What is asked: Print the data exactly, leaving nothing out.

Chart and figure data
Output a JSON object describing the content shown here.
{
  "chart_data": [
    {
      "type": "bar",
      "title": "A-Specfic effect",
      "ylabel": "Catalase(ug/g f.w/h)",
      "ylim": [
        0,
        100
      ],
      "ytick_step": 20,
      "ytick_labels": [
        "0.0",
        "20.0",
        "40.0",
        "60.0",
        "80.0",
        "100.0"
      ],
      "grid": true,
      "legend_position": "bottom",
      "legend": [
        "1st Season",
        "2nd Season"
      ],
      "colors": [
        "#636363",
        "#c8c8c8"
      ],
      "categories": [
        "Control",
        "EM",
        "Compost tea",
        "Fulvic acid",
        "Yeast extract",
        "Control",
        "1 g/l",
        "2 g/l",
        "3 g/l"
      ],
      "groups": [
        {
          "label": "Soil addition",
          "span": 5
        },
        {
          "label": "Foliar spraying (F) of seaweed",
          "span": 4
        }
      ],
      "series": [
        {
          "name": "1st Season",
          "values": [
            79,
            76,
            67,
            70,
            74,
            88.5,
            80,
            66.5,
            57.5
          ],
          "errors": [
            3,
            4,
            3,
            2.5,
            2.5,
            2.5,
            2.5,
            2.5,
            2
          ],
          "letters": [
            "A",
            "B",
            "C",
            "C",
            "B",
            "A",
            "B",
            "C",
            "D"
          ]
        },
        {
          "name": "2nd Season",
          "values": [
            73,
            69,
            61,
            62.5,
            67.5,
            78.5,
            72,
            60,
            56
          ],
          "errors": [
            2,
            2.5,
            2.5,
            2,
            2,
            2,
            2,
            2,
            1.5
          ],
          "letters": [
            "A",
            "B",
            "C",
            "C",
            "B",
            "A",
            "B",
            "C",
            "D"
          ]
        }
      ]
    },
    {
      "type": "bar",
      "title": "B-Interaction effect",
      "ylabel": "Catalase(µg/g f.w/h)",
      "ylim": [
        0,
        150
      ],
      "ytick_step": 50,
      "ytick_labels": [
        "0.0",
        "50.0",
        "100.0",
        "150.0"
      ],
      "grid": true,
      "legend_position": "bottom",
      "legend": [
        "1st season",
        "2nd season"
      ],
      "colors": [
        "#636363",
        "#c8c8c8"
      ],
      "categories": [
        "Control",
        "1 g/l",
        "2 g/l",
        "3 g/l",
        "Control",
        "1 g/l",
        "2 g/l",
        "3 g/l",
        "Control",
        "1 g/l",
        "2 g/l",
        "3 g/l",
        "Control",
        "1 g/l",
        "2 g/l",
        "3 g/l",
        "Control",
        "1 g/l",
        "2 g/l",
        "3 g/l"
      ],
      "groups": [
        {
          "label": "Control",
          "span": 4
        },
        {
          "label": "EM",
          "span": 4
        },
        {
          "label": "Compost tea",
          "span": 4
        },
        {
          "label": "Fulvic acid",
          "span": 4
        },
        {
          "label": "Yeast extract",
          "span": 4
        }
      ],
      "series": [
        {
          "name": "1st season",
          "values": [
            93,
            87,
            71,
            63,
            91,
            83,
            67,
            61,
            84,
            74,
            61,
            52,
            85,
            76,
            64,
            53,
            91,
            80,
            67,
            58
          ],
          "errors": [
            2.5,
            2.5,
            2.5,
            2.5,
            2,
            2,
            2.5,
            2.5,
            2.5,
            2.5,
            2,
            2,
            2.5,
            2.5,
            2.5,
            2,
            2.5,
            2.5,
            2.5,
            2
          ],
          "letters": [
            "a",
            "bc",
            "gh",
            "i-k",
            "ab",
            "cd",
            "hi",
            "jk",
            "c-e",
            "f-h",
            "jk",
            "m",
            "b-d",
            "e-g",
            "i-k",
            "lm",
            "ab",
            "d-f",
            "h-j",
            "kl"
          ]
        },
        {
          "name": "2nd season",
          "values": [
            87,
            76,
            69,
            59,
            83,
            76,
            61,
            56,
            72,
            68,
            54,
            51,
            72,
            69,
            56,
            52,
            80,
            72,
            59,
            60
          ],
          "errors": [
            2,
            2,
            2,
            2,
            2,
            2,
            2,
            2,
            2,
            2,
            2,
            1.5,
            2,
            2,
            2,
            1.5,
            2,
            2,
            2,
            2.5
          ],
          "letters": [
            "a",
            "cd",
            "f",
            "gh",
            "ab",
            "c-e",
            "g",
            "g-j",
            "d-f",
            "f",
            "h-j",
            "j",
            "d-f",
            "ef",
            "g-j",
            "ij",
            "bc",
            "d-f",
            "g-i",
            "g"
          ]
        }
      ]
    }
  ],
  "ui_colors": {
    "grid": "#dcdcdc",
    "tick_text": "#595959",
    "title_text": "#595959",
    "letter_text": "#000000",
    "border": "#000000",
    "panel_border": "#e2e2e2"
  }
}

Task answer:
Output a JSON object describing the content shown here.
{
  "chart_data": [
    {
      "type": "bar",
      "title": "A-Specfic effect",
      "ylabel": "Catalase(ug/g f.w/h)",
      "ylim": [
        0,
        100
      ],
      "ytick_step": 20,
      "ytick_labels": [
        "0.0",
        "20.0",
        "40.0",
        "60.0",
        "80.0",
        "100.0"
      ],
      "grid": true,
      "legend_position": "bottom",
      "legend": [
        "1st Season",
        "2nd Season"
      ],
      "colors": [
        "#636363",
        "#c8c8c8"
      ],
      "categories": [
        "Control",
        "EM",
        "Compost tea",
        "Fulvic acid",
        "Yeast extract",
        "Control",
        "1 g/l",
        "2 g/l",
        "3 g/l"
      ],
      "groups": [
        {
          "label": "Soil addition",
          "span": 5
        },
        {
          "label": "Foliar spraying (F) of seaweed",
          "span": 4
        }
      ],
      "series": [
        {
          "name": "1st Season",
          "values": [
            79,
            76,
            67,
            70,
            74,
            88.5,
            80,
            66.5,
            57.5
          ],
          "errors": [
            3,
            4,
            3,
            2.5,
            2.5,
            2.5,
            2.5,
            2.5,
            2
          ],
          "letters": [
            "A",
            "B",
            "C",
            "C",
            "B",
            "A",
            "B",
            "C",
            "D"
          ]
        },
        {
          "name": "2nd Season",
          "values": [
            73,
            69,
            61,
            62.5,
            67.5,
            78.5,
            72,
            60,
            56
          ],
          "errors": [
            2,
            2.5,
            2.5,
            2,
            2,
            2,
            2,
            2,
            1.5
          ],
          "letters": [
            "A",
            "B",
            "C",
            "C",
            "B",
            "A",
            "B",
            "C",
            "D"
          ]
        }
      ]
    },
    {
      "type": "bar",
      "title": "B-Interaction effect",
      "ylabel": "Catalase(µg/g f.w/h)",
      "ylim": [
        0,
        150
      ],
      "ytick_step": 50,
      "ytick_labels": [
        "0.0",
        "50.0",
        "100.0",
        "150.0"
      ],
      "grid": true,
      "legend_position": "bottom",
      "legend": [
        "1st season",
        "2nd season"
      ],
      "colors": [
        "#636363",
        "#c8c8c8"
      ],
      "categories": [
        "Control",
        "1 g/l",
        "2 g/l",
        "3 g/l",
        "Control",
        "1 g/l",
        "2 g/l",
        "3 g/l",
        "Control",
        "1 g/l",
        "2 g/l",
        "3 g/l",
        "Control",
        "1 g/l",
        "2 g/l",
        "3 g/l",
        "Control",
        "1 g/l",
        "2 g/l",
        "3 g/l"
      ],
      "groups": [
        {
          "label": "Control",
          "span": 4
        },
        {
          "label": "EM",
          "span": 4
        },
        {
          "label": "Compost tea",
          "span": 4
        },
        {
          "label": "Fulvic acid",
          "span": 4
        },
        {
          "label": "Yeast extract",
          "span": 4
        }
      ],
      "series": [
        {
          "name": "1st season",
          "values": [
            93,
            87,
            71,
            63,
            91,
            83,
            67,
            61,
            84,
            74,
            61,
            52,
            85,
            76,
            64,
            53,
            91,
            80,
            67,
            58
          ],
          "errors": [
            2.5,
            2.5,
            2.5,
            2.5,
            2,
            2,
            2.5,
            2.5,
            2.5,
            2.5,
            2,
            2,
            2.5,
            2.5,
            2.5,
            2,
            2.5,
            2.5,
            2.5,
            2
          ],
          "letters": [
            "a",
            "bc",
            "gh",
            "i-k",
            "ab",
            "cd",
            "hi",
            "jk",
            "c-e",
            "f-h",
            "jk",
            "m",
            "b-d",
            "e-g",
            "i-k",
            "lm",
            "ab",
            "d-f",
            "h-j",
            "kl"
          ]
        },
        {
          "name": "2nd season",
          "values": [
            87,
            76,
            69,
            59,
            83,
            76,
            61,
            56,
            72,
            68,
            54,
            51,
            72,
            69,
            56,
            52,
            80,
            72,
            59,
            60
          ],
          "errors": [
            2,
            2,
            2,
            2,
            2,
            2,
            2,
            2,
            2,
            2,
            2,
            1.5,
            2,
            2,
            2,
            1.5,
            2,
            2,
            2,
            2.5
          ],
          "letters": [
            "a",
            "cd",
            "f",
            "gh",
            "ab",
            "c-e",
            "g",
            "g-j",
            "d-f",
            "f",
            "h-j",
            "j",
            "d-f",
            "ef",
            "g-j",
            "ij",
            "bc",
            "d-f",
            "g-i",
            "g"
          ]
        }
      ]
    }
  ],
  "ui_colors": {
    "grid": "#dcdcdc",
    "tick_text": "#595959",
    "title_text": "#595959",
    "letter_text": "#000000",
    "border": "#000000",
    "panel_border": "#e2e2e2"
  }
}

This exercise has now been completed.